▶ [REQUIREMENT] In the post about the difficulties of being a gentleman, how old was the writer when a girl kissed the writer out of the blue?

▶ [TEXT]

_ _ _

The difficulties of being a gentleman

This post could also be titled:

“The biggest dating mistake Lee J ever made” or “Why won’t he hold my hand?”


I really like touch. I think it’s the greatest sensation. If you’re a love languages person, you’d say, “Lee J, touch is your primary love language.” And you’d be 100% right. 

Here’s the difficulty: I rarely initiate touch when I want to deepen a relationship. So when I’m most interested in a girl, I’m less likely to make the first move toward holding her hand or putting my arm around her. (There have been a few exceptions to this, but only due to incredible ignorance (I’ll get there soon) or strong inspirational influence.)

This has left several women I’ve dated quite confused early in the relationship and has been the reason I never dated several others. 

The way I mentally see it is 

The more interested I am, the more I need to respect her, and my past experiences (mostly one) taught me I need to be a gentleman and only do what the girl wants me to. 

So that leads to a lot of difficulty, especially early when women often want “romance,” “surprise,” and whatever else. I’ve got not problem with those things after I’m comfortable with her, but I’m scared to repeating past mistakes. 

A girl kissed me kind of out of the blue (looking back I should have seen it coming) when I was 16. I liked it a lot. A lot more than I expected to and a lot more than I liked her. It was a good learning experience. 

A few weeks later, I was asked to a dance by a friend of a girl I went to seminary with. Her parents were extremely conservative and only allowed her to go to the dance because they knew I was LDS and similarly conservative. 

Things went pretty well as far as I thought and (in typical fashion) I could only assume other guys at the dance were in a similar situation I was (catholic girls school dance). So I misread the social cues when all the guys and girls started kissing after the dance. 

Major error. Like in my worst top ten of all time. I realized as things played out I had basically brought shame upon me, my parents, my ancestors, my church, my pets, my cows, and anything else I might have been able to bring shame upon. 

So I resolved never to make that mistake again. 

I haven’t. 

I’ve had some less than natural first kisses (girls don’t always want you to ask if it’s ok, btw), and I’ve had more than my fair share of missed handholding or cuddling opportunities, but I’ve never made that mistake again. 

I doubt any of you will end up being the one this matters most to, but if I haven’t held your hand after a few dates, and you wonder why, this is it. So if that’s something you want, say it with words or actions. We’ll both be thankful you did.

_ _ _

▶ [DATASET RECORDS]
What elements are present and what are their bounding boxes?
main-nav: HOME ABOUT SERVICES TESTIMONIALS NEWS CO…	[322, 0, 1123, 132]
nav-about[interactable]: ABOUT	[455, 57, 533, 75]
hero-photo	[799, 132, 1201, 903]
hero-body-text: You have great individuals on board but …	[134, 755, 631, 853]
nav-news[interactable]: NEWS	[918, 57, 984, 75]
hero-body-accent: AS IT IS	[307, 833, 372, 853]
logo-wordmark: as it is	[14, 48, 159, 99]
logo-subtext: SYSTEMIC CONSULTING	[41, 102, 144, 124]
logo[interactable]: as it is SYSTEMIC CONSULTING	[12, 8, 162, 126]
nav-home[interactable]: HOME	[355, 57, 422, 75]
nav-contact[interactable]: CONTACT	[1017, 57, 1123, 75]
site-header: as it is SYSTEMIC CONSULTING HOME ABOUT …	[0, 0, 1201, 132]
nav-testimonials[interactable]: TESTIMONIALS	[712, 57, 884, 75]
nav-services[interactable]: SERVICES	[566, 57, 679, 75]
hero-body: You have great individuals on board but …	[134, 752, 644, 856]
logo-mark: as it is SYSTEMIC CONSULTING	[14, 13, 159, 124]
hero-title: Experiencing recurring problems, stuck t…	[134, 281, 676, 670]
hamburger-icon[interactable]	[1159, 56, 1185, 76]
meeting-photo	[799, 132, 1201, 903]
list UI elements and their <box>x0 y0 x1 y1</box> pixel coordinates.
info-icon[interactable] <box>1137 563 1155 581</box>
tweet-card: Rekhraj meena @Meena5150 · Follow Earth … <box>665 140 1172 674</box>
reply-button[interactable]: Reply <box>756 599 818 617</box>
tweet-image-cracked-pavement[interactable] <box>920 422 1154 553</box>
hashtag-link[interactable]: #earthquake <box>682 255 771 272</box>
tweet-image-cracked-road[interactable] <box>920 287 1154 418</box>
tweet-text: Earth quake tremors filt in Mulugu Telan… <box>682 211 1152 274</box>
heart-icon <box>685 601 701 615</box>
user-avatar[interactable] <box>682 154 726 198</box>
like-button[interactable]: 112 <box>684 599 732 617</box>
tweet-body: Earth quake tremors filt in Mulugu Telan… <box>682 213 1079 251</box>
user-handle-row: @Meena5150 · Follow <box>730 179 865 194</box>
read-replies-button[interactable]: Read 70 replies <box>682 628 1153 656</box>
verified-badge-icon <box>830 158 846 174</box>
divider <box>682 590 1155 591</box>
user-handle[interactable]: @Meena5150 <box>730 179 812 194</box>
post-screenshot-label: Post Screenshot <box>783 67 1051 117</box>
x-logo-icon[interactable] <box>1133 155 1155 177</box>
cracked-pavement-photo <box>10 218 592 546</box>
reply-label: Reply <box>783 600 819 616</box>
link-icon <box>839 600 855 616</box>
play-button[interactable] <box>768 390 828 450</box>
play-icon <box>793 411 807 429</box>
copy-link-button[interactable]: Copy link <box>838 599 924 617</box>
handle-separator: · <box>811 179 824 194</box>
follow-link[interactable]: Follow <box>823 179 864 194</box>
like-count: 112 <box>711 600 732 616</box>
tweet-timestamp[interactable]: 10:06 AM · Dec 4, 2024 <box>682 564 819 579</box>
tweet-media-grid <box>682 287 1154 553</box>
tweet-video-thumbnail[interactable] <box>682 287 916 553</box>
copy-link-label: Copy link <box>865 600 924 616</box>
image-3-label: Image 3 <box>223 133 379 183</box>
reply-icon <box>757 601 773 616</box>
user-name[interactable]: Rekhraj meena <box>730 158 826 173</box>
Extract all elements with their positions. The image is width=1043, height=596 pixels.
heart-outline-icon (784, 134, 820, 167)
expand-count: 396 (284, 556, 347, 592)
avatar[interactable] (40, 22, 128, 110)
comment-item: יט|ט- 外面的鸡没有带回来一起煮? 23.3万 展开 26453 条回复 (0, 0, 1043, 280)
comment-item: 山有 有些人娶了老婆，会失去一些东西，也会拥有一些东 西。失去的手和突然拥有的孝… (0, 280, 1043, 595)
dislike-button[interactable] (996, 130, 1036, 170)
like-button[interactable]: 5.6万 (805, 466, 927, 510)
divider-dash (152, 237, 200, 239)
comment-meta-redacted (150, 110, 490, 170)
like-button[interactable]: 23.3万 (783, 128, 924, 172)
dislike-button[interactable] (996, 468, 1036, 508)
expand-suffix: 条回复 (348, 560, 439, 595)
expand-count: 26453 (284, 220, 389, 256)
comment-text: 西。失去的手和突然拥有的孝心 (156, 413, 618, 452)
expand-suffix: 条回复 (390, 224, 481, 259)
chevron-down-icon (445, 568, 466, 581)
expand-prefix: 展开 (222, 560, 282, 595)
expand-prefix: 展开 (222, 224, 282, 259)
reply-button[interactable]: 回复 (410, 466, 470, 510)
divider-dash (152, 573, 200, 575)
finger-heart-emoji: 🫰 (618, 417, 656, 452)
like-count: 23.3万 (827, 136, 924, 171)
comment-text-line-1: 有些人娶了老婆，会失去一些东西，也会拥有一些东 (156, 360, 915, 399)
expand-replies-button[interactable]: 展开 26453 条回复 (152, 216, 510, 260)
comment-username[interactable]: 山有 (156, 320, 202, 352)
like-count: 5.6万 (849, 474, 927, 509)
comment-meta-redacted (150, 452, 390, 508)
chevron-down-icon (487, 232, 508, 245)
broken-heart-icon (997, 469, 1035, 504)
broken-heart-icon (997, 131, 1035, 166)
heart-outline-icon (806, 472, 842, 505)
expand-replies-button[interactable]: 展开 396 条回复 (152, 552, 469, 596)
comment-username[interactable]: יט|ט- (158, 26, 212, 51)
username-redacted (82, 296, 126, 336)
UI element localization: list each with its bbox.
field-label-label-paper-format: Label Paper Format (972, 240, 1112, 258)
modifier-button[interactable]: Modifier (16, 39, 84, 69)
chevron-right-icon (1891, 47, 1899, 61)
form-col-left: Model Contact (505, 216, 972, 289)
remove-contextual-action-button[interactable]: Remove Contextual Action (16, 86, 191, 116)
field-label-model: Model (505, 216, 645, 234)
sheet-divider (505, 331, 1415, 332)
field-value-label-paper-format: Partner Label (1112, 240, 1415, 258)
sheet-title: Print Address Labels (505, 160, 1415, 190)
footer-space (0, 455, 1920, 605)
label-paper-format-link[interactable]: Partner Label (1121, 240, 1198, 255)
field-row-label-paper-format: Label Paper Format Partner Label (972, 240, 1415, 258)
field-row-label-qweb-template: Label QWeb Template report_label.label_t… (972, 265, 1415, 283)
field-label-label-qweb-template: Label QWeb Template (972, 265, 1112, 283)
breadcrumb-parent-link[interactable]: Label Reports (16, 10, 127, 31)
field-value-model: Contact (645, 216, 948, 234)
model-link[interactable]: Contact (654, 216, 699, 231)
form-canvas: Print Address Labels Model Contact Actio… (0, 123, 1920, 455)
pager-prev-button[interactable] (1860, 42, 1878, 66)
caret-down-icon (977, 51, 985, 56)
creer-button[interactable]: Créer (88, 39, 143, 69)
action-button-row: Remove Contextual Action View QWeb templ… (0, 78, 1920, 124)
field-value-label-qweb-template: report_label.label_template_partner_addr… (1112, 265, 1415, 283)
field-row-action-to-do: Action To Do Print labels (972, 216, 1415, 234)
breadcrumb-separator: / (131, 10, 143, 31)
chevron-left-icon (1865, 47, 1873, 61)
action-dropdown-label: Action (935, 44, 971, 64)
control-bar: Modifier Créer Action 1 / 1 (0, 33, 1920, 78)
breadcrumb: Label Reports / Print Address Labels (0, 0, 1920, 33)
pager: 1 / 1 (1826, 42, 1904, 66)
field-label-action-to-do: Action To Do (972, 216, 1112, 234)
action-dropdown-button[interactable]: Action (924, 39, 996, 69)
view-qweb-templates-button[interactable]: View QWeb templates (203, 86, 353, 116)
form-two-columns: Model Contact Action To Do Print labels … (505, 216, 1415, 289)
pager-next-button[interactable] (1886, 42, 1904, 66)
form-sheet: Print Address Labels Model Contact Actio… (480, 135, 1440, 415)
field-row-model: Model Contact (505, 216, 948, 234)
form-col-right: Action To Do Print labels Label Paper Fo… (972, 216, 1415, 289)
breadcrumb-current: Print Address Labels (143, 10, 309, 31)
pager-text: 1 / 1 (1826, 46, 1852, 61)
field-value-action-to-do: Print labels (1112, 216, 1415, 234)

_ _ _

▶ [REPLY TO THE TASK] 16